> _DIRECTIONS FOR THIS TASK_
Could you extract every entry below and reproduce it exactly?
── INPUT RECORDS
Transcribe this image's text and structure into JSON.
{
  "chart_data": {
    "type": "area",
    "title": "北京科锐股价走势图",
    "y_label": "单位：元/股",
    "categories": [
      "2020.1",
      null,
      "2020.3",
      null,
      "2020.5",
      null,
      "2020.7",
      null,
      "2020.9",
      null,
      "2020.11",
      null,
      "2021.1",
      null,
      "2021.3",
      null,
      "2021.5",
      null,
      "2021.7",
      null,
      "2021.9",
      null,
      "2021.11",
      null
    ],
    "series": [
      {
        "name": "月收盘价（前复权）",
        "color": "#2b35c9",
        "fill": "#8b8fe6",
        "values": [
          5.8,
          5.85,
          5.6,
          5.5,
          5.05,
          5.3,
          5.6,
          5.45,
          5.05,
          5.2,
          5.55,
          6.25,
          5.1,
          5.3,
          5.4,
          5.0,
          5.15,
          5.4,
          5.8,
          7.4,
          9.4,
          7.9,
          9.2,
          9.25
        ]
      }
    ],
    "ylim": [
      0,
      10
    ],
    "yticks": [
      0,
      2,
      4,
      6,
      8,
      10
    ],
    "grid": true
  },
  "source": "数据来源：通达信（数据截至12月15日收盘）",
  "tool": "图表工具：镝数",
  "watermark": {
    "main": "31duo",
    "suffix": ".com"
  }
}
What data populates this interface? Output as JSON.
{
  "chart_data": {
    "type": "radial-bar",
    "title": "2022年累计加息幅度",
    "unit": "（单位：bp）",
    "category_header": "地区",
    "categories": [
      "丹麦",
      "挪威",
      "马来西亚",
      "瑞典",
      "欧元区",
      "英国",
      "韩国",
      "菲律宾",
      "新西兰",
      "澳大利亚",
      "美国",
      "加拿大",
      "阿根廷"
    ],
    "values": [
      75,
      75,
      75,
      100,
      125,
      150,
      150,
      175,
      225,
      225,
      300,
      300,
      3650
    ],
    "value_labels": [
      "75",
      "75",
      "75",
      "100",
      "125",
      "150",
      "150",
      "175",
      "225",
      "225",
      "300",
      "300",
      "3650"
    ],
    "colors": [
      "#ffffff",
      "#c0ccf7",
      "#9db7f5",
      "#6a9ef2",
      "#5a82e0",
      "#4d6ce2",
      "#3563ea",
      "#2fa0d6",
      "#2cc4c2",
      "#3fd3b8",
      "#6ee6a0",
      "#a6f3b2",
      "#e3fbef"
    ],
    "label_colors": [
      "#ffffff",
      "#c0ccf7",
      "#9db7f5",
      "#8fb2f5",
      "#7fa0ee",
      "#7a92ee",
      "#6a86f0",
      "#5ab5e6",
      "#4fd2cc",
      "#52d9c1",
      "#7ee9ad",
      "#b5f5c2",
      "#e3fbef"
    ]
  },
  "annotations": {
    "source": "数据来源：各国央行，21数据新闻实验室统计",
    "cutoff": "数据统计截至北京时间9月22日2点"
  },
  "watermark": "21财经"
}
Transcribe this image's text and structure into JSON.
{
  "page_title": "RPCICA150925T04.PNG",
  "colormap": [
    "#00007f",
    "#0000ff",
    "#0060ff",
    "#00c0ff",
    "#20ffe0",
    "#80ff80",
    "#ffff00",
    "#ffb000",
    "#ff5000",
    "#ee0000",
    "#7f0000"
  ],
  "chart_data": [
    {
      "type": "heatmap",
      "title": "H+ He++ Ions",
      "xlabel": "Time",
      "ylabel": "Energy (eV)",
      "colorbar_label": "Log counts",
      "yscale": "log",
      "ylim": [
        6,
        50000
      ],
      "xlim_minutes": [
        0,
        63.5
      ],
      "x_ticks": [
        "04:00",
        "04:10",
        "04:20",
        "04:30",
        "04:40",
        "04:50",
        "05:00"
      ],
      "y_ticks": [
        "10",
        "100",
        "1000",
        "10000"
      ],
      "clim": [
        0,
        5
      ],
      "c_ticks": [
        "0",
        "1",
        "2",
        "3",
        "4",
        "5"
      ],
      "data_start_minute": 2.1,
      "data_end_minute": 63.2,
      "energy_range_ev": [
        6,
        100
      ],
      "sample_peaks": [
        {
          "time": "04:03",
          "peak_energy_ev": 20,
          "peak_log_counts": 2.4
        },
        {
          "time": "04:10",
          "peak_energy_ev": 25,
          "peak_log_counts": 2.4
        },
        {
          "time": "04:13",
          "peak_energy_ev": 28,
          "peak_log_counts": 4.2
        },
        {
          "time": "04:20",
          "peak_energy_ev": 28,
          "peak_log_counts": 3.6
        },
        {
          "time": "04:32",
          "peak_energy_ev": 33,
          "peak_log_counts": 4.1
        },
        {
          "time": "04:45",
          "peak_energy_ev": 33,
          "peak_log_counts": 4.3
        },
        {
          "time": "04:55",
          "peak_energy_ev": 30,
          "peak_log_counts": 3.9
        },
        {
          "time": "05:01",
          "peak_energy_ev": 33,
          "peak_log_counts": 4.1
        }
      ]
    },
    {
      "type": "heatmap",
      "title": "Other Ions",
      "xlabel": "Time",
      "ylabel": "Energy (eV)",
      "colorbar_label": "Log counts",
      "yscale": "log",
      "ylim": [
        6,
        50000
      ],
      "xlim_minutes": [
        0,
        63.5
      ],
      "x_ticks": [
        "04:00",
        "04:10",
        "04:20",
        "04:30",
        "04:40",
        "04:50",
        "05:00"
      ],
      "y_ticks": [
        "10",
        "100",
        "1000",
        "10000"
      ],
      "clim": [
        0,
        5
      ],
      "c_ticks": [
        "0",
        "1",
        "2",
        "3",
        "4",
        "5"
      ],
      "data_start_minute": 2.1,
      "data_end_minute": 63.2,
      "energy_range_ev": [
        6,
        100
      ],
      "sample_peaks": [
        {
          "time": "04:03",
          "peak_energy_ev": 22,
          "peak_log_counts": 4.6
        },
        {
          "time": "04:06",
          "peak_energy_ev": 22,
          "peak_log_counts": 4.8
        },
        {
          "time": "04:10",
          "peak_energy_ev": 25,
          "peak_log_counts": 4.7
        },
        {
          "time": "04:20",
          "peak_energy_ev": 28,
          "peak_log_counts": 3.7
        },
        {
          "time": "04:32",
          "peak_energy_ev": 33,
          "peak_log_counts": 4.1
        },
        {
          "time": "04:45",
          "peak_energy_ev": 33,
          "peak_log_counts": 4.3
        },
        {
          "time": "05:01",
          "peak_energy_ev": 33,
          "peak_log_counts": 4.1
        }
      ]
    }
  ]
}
────
> _SOLUTION BELOW_
Transcribe this image's text and structure into JSON.
{
  "chart_data": {
    "type": "area",
    "title": "北京科锐股价走势图",
    "y_label": "单位：元/股",
    "categories": [
      "2020.1",
      null,
      "2020.3",
      null,
      "2020.5",
      null,
      "2020.7",
      null,
      "2020.9",
      null,
      "2020.11",
      null,
      "2021.1",
      null,
      "2021.3",
      null,
      "2021.5",
      null,
      "2021.7",
      null,
      "2021.9",
      null,
      "2021.11",
      null
    ],
    "series": [
      {
        "name": "月收盘价（前复权）",
        "color": "#2b35c9",
        "fill": "#8b8fe6",
        "values": [
          5.8,
          5.85,
          5.6,
          5.5,
          5.05,
          5.3,
          5.6,
          5.45,
          5.05,
          5.2,
          5.55,
          6.25,
          5.1,
          5.3,
          5.4,
          5.0,
          5.15,
          5.4,
          5.8,
          7.4,
          9.4,
          7.9,
          9.2,
          9.25
        ]
      }
    ],
    "ylim": [
      0,
      10
    ],
    "yticks": [
      0,
      2,
      4,
      6,
      8,
      10
    ],
    "grid": true
  },
  "source": "数据来源：通达信（数据截至12月15日收盘）",
  "tool": "图表工具：镝数",
  "watermark": {
    "main": "31duo",
    "suffix": ".com"
  }
}
What data populates this interface? Output as JSON.
{
  "chart_data": {
    "type": "radial-bar",
    "title": "2022年累计加息幅度",
    "unit": "（单位：bp）",
    "category_header": "地区",
    "categories": [
      "丹麦",
      "挪威",
      "马来西亚",
      "瑞典",
      "欧元区",
      "英国",
      "韩国",
      "菲律宾",
      "新西兰",
      "澳大利亚",
      "美国",
      "加拿大",
      "阿根廷"
    ],
    "values": [
      75,
      75,
      75,
      100,
      125,
      150,
      150,
      175,
      225,
      225,
      300,
      300,
      3650
    ],
    "value_labels": [
      "75",
      "75",
      "75",
      "100",
      "125",
      "150",
      "150",
      "175",
      "225",
      "225",
      "300",
      "300",
      "3650"
    ],
    "colors": [
      "#ffffff",
      "#c0ccf7",
      "#9db7f5",
      "#6a9ef2",
      "#5a82e0",
      "#4d6ce2",
      "#3563ea",
      "#2fa0d6",
      "#2cc4c2",
      "#3fd3b8",
      "#6ee6a0",
      "#a6f3b2",
      "#e3fbef"
    ],
    "label_colors": [
      "#ffffff",
      "#c0ccf7",
      "#9db7f5",
      "#8fb2f5",
      "#7fa0ee",
      "#7a92ee",
      "#6a86f0",
      "#5ab5e6",
      "#4fd2cc",
      "#52d9c1",
      "#7ee9ad",
      "#b5f5c2",
      "#e3fbef"
    ]
  },
  "annotations": {
    "source": "数据来源：各国央行，21数据新闻实验室统计",
    "cutoff": "数据统计截至北京时间9月22日2点"
  },
  "watermark": "21财经"
}
Transcribe this image's text and structure into JSON.
{
  "page_title": "RPCICA150925T04.PNG",
  "colormap": [
    "#00007f",
    "#0000ff",
    "#0060ff",
    "#00c0ff",
    "#20ffe0",
    "#80ff80",
    "#ffff00",
    "#ffb000",
    "#ff5000",
    "#ee0000",
    "#7f0000"
  ],
  "chart_data": [
    {
      "type": "heatmap",
      "title": "H+ He++ Ions",
      "xlabel": "Time",
      "ylabel": "Energy (eV)",
      "colorbar_label": "Log counts",
      "yscale": "log",
      "ylim": [
        6,
        50000
      ],
      "xlim_minutes": [
        0,
        63.5
      ],
      "x_ticks": [
        "04:00",
        "04:10",
        "04:20",
        "04:30",
        "04:40",
        "04:50",
        "05:00"
      ],
      "y_ticks": [
        "10",
        "100",
        "1000",
        "10000"
      ],
      "clim": [
        0,
        5
      ],
      "c_ticks": [
        "0",
        "1",
        "2",
        "3",
        "4",
        "5"
      ],
      "data_start_minute": 2.1,
      "data_end_minute": 63.2,
      "energy_range_ev": [
        6,
        100
      ],
      "sample_peaks": [
        {
          "time": "04:03",
          "peak_energy_ev": 20,
          "peak_log_counts": 2.4
        },
        {
          "time": "04:10",
          "peak_energy_ev": 25,
          "peak_log_counts": 2.4
        },
        {
          "time": "04:13",
          "peak_energy_ev": 28,
          "peak_log_counts": 4.2
        },
        {
          "time": "04:20",
          "peak_energy_ev": 28,
          "peak_log_counts": 3.6
        },
        {
          "time": "04:32",
          "peak_energy_ev": 33,
          "peak_log_counts": 4.1
        },
        {
          "time": "04:45",
          "peak_energy_ev": 33,
          "peak_log_counts": 4.3
        },
        {
          "time": "04:55",
          "peak_energy_ev": 30,
          "peak_log_counts": 3.9
        },
        {
          "time": "05:01",
          "peak_energy_ev": 33,
          "peak_log_counts": 4.1
        }
      ]
    },
    {
      "type": "heatmap",
      "title": "Other Ions",
      "xlabel": "Time",
      "ylabel": "Energy (eV)",
      "colorbar_label": "Log counts",
      "yscale": "log",
      "ylim": [
        6,
        50000
      ],
      "xlim_minutes": [
        0,
        63.5
      ],
      "x_ticks": [
        "04:00",
        "04:10",
        "04:20",
        "04:30",
        "04:40",
        "04:50",
        "05:00"
      ],
      "y_ticks": [
        "10",
        "100",
        "1000",
        "10000"
      ],
      "clim": [
        0,
        5
      ],
      "c_ticks": [
        "0",
        "1",
        "2",
        "3",
        "4",
        "5"
      ],
      "data_start_minute": 2.1,
      "data_end_minute": 63.2,
      "energy_range_ev": [
        6,
        100
      ],
      "sample_peaks": [
        {
          "time": "04:03",
          "peak_energy_ev": 22,
          "peak_log_counts": 4.6
        },
        {
          "time": "04:06",
          "peak_energy_ev": 22,
          "peak_log_counts": 4.8
        },
        {
          "time": "04:10",
          "peak_energy_ev": 25,
          "peak_log_counts": 4.7
        },
        {
          "time": "04:20",
          "peak_energy_ev": 28,
          "peak_log_counts": 3.7
        },
        {
          "time": "04:32",
          "peak_energy_ev": 33,
          "peak_log_counts": 4.1
        },
        {
          "time": "04:45",
          "peak_energy_ev": 33,
          "peak_log_counts": 4.3
        },
        {
          "time": "05:01",
          "peak_energy_ev": 33,
          "peak_log_counts": 4.1
        }
      ]
    }
  ]
}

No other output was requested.